§ **WHAT THIS TASK INVOLVES**:
Pull every "Baugeld" line out of the data below.

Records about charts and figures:
◆ ◆ ◆ ◆ ◆
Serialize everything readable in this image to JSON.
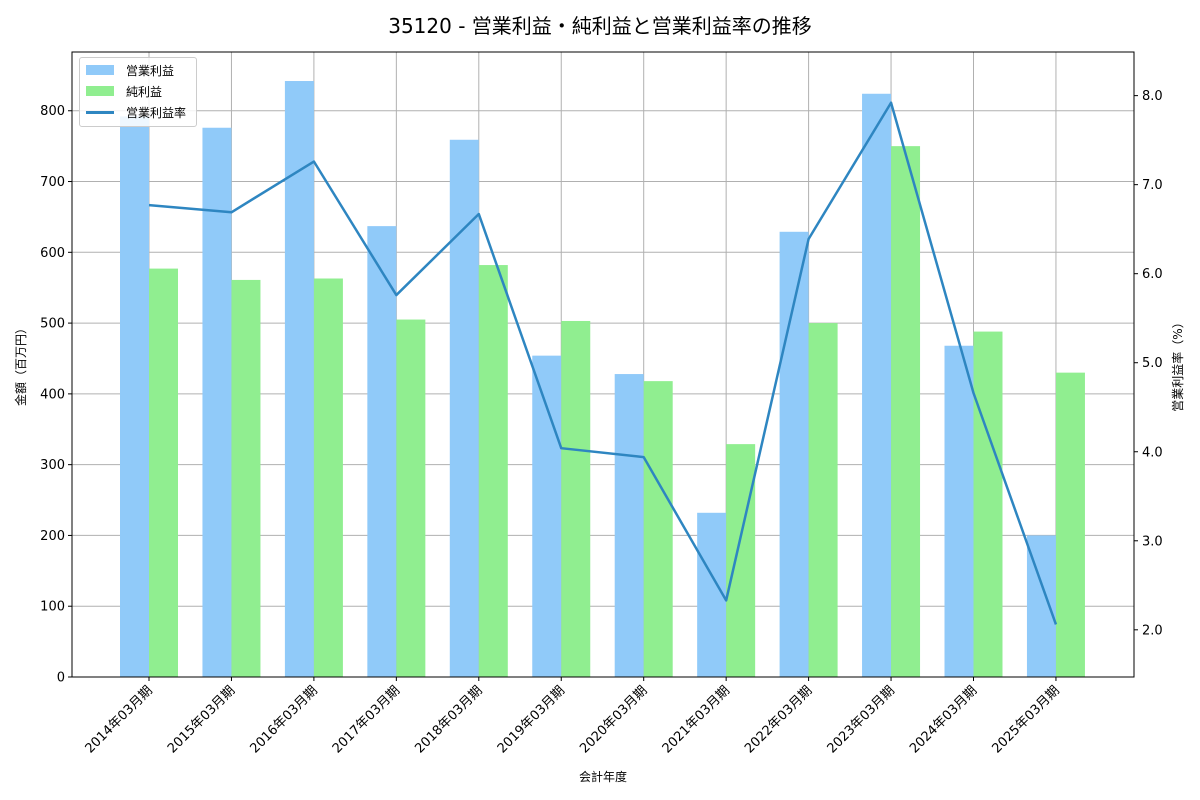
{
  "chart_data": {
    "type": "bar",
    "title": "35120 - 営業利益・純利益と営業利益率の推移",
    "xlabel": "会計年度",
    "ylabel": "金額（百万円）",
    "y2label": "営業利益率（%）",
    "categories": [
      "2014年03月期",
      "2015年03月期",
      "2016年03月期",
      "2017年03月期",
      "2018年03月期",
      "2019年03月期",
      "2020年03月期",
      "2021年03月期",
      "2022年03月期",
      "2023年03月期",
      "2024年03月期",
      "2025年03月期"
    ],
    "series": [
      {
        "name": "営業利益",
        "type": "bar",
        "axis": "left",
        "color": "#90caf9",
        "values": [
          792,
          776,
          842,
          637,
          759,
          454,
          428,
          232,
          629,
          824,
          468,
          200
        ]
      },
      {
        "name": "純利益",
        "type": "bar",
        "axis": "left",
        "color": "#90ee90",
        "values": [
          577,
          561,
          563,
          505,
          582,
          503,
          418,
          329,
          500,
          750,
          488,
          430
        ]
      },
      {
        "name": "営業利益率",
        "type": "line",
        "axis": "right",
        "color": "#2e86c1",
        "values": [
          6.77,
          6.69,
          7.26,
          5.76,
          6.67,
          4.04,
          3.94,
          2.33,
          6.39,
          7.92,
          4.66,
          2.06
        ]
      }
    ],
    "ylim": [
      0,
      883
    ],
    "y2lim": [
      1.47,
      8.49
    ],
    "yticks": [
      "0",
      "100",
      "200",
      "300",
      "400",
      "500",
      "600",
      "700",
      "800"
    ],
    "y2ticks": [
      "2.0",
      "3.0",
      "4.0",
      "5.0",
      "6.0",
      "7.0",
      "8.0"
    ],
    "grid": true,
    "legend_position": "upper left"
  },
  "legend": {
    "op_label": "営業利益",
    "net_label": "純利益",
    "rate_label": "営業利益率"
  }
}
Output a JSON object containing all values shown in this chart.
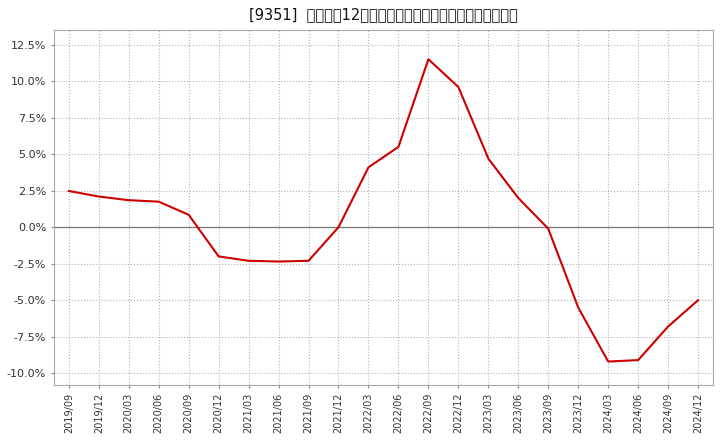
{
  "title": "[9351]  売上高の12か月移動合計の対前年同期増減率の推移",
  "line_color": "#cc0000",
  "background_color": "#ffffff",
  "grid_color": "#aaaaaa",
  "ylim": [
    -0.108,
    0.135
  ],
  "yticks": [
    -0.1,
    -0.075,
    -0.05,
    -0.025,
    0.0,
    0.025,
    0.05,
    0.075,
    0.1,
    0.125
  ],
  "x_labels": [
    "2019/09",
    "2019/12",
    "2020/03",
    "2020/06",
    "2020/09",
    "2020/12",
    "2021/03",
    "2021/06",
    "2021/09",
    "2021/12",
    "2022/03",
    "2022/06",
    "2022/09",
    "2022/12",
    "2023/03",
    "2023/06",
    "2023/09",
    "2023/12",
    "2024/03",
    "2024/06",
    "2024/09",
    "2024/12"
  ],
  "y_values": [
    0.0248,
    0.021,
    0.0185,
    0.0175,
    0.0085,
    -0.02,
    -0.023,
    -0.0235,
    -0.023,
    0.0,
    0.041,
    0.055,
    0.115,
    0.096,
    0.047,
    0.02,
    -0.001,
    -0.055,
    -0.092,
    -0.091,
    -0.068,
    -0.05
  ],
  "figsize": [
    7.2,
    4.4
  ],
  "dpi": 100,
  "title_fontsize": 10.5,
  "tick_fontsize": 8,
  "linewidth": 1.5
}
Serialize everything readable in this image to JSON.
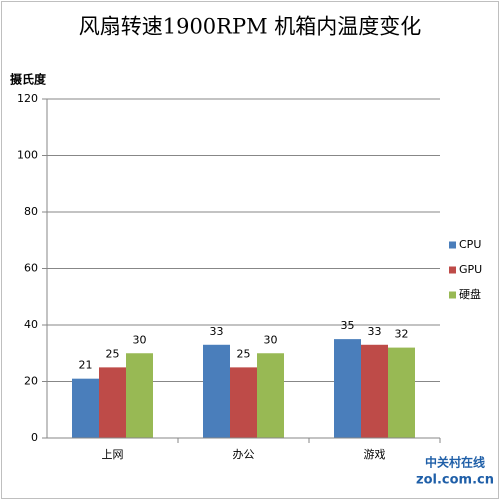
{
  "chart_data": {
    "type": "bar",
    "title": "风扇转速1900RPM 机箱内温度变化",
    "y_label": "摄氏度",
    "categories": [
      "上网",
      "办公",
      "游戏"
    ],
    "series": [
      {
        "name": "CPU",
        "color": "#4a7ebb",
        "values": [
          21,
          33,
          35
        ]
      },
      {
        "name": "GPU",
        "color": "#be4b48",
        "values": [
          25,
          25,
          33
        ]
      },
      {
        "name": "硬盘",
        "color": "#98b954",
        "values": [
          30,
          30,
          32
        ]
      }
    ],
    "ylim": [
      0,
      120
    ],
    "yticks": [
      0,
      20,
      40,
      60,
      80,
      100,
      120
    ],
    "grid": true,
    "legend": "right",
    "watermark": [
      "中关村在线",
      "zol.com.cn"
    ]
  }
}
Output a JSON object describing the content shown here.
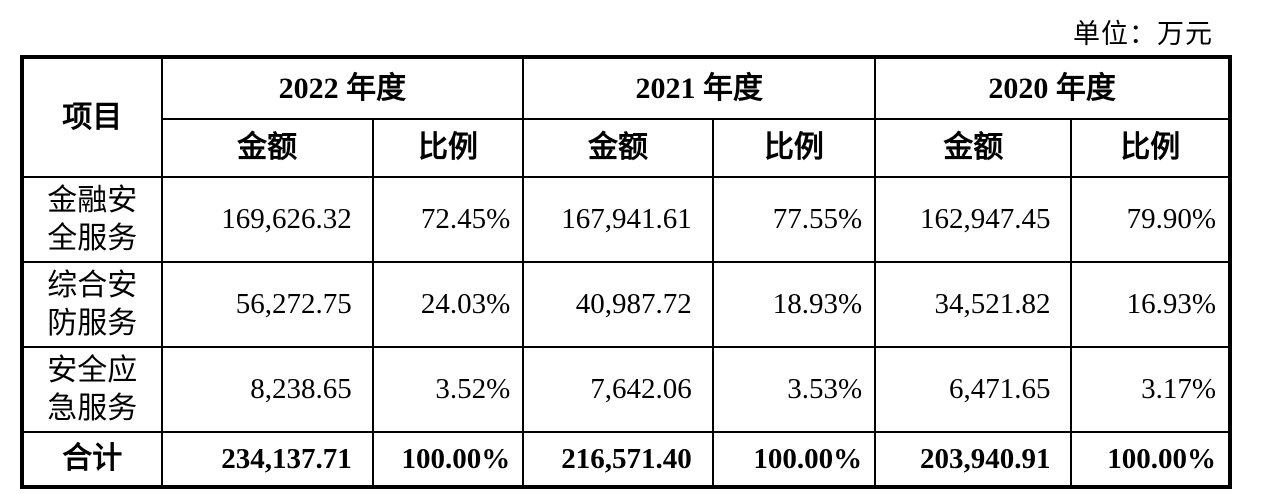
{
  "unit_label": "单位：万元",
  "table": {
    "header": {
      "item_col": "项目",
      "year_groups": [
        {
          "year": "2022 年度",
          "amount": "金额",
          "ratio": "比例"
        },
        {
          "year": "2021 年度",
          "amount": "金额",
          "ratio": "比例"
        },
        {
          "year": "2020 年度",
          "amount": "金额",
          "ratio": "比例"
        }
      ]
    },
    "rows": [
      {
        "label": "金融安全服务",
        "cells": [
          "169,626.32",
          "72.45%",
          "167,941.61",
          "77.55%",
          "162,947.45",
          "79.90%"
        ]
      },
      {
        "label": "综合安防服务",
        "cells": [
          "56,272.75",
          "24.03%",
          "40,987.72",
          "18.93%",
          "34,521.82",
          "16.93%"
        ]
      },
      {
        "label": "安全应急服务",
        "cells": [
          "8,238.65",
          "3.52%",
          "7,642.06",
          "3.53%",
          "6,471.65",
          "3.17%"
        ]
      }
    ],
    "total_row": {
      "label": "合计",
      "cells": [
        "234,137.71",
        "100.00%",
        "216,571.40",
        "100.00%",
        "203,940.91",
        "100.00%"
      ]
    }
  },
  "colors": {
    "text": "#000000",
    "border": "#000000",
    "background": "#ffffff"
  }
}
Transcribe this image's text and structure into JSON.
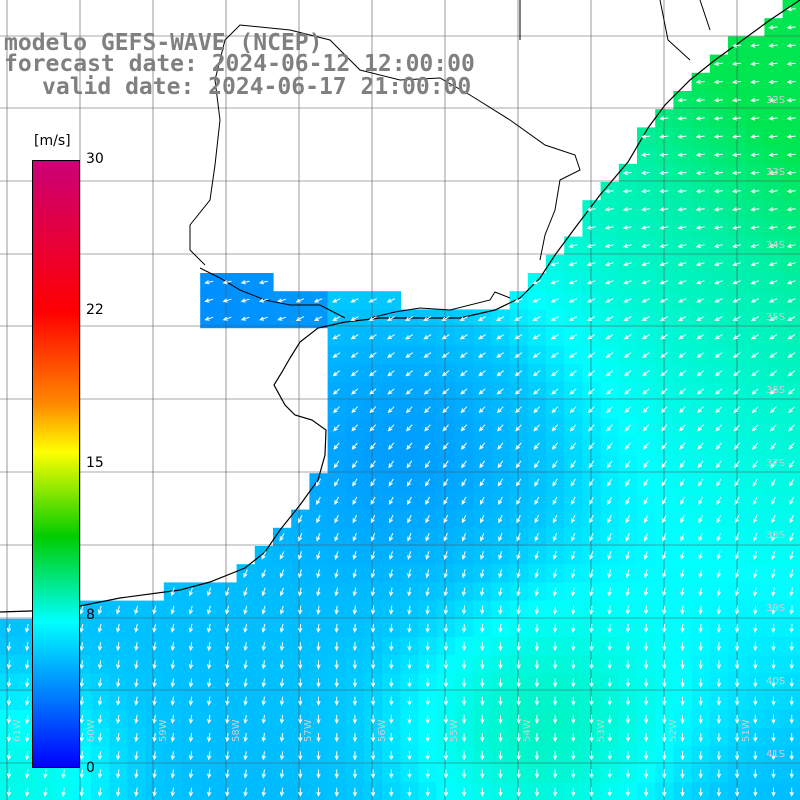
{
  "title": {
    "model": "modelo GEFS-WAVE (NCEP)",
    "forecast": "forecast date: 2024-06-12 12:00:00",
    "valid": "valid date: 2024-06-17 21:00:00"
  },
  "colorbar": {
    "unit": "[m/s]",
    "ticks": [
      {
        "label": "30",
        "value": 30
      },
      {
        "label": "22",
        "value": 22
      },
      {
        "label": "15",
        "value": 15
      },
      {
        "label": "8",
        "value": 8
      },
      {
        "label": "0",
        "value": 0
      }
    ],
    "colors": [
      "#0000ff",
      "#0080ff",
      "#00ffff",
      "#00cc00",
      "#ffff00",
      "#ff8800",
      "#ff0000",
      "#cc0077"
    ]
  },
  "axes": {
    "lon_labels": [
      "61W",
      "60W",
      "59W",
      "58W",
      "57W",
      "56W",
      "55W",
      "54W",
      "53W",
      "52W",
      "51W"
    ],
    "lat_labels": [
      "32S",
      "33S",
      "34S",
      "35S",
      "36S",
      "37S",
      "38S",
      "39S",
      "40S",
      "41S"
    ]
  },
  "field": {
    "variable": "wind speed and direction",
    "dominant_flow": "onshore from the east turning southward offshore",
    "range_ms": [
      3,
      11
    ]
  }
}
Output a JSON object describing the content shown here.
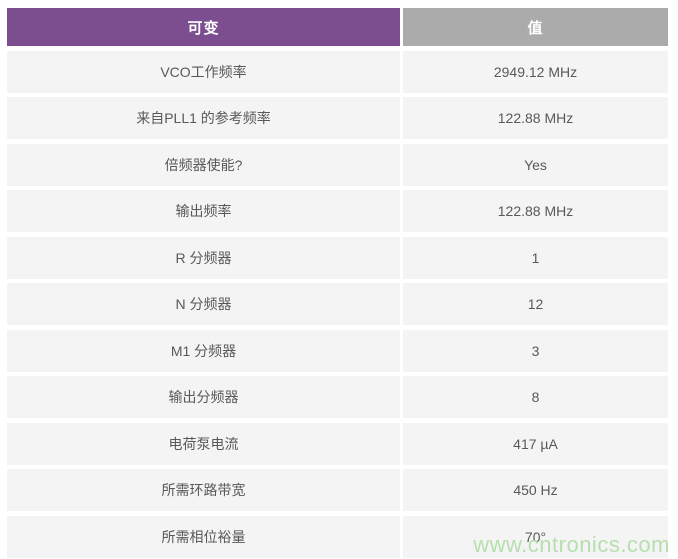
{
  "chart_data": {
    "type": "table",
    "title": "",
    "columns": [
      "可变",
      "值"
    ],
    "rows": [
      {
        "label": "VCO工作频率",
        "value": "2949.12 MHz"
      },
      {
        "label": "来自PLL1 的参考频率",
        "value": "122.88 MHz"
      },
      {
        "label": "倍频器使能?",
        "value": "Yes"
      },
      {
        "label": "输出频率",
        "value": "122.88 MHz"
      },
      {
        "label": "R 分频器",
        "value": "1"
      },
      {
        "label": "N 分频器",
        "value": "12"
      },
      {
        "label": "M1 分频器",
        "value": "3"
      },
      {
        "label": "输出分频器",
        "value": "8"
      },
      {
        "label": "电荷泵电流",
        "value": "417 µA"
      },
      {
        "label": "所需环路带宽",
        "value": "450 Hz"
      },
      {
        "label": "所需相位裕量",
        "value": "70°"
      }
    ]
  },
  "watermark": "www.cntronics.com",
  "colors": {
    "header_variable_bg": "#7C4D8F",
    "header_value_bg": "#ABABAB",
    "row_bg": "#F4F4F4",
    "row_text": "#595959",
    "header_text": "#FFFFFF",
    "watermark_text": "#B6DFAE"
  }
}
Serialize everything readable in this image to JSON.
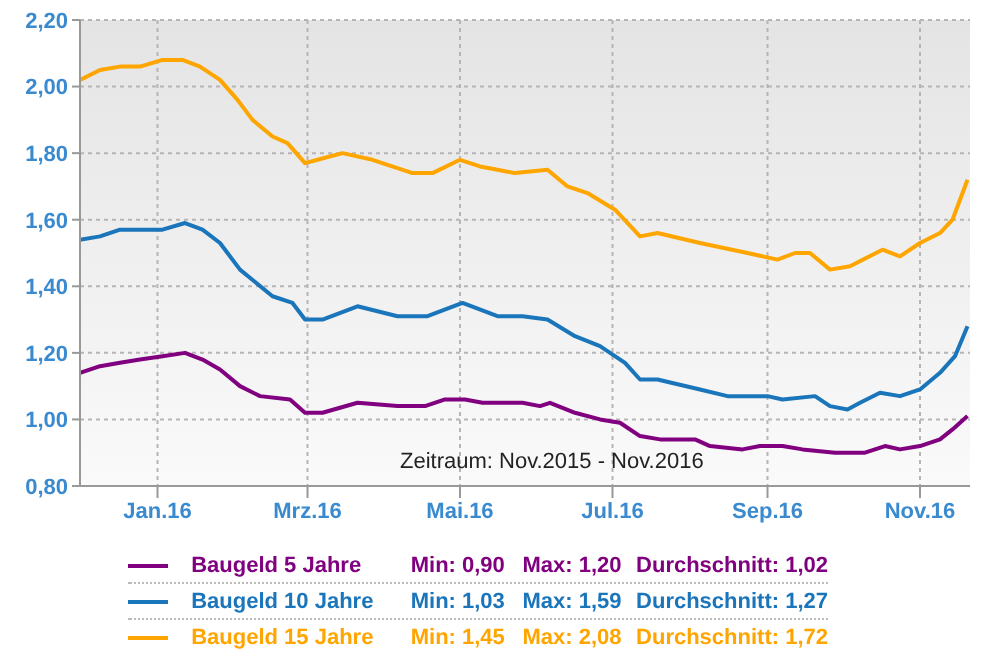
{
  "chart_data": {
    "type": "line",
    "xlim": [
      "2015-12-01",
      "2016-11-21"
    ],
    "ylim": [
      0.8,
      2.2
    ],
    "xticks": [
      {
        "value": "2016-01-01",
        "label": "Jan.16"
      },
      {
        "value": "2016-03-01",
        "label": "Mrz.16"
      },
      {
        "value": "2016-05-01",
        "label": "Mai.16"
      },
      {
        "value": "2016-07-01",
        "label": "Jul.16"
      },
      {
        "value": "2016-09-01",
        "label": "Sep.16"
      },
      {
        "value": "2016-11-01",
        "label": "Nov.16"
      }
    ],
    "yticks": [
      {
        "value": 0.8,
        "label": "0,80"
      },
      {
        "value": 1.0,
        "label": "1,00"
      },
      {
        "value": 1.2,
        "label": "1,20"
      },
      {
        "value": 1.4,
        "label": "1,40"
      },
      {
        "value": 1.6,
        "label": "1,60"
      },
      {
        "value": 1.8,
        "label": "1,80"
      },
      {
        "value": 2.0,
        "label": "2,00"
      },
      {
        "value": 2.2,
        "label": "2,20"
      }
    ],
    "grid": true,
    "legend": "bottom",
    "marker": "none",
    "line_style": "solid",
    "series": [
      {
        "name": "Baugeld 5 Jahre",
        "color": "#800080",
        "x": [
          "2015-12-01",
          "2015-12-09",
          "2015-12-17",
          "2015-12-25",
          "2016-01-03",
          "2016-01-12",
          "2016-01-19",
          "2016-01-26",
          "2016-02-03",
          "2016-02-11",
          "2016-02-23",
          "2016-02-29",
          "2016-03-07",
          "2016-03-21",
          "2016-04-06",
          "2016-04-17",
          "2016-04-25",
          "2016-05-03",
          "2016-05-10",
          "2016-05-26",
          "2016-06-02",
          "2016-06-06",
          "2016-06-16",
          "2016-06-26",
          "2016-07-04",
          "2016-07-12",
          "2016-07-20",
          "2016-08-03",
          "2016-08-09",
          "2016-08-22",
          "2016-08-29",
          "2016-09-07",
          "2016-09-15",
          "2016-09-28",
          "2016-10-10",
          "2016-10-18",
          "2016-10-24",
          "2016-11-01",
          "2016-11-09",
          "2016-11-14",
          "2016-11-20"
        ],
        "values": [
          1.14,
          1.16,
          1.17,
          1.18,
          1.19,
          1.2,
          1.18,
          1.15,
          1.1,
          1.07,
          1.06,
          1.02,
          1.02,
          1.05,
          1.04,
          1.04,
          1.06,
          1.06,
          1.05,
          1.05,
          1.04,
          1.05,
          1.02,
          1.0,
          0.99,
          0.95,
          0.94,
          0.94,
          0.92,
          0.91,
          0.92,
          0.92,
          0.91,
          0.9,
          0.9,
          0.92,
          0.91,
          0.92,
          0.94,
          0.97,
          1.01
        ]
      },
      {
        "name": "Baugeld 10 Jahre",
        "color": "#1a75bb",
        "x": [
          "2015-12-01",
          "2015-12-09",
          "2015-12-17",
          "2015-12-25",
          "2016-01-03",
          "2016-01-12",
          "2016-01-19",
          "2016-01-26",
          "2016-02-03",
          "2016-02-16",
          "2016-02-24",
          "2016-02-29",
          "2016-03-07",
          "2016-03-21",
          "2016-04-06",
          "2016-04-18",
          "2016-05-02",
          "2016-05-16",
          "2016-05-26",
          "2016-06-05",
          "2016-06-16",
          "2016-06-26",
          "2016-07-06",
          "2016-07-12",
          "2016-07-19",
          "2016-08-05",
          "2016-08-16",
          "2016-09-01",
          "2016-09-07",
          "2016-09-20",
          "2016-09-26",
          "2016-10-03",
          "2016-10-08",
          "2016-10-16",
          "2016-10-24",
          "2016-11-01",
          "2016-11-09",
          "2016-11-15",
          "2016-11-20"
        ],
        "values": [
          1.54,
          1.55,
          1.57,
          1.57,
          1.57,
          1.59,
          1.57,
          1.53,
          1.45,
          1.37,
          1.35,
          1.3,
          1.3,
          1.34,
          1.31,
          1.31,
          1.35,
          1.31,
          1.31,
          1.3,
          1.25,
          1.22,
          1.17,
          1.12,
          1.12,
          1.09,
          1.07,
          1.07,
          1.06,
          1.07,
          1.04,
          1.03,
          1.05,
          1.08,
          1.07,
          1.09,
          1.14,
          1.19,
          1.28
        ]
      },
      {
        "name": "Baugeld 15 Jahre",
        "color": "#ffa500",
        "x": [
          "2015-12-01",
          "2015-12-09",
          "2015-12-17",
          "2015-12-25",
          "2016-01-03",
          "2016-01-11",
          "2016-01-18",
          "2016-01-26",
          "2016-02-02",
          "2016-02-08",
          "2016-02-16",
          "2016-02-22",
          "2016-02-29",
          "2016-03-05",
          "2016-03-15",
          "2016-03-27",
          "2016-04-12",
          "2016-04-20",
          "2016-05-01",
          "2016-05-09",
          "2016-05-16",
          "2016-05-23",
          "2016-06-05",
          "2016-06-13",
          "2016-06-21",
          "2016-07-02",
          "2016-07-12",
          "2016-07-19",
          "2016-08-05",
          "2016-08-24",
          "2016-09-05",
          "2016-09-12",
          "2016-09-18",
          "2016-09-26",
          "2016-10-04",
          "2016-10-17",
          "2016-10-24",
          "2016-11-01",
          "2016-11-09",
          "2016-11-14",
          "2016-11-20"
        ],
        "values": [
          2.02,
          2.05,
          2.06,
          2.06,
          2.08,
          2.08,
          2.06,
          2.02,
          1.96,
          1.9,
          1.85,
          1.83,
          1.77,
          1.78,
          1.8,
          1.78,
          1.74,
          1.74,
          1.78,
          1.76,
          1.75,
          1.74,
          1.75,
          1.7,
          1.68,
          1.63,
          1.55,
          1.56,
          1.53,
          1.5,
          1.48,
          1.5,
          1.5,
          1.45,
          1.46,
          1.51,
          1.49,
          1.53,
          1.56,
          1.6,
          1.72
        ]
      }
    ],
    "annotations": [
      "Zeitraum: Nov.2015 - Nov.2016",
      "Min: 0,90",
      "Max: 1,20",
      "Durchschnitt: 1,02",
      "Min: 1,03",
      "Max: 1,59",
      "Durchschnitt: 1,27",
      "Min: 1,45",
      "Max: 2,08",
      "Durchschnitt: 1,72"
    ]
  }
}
◆ ◆ ◆ ◆ ◆
§ **CORRECT ANSWER**:
        "name": "Baugeld 5 Jahre",
        "name": "Baugeld 10 Jahre",
        "name": "Baugeld 15 Jahre",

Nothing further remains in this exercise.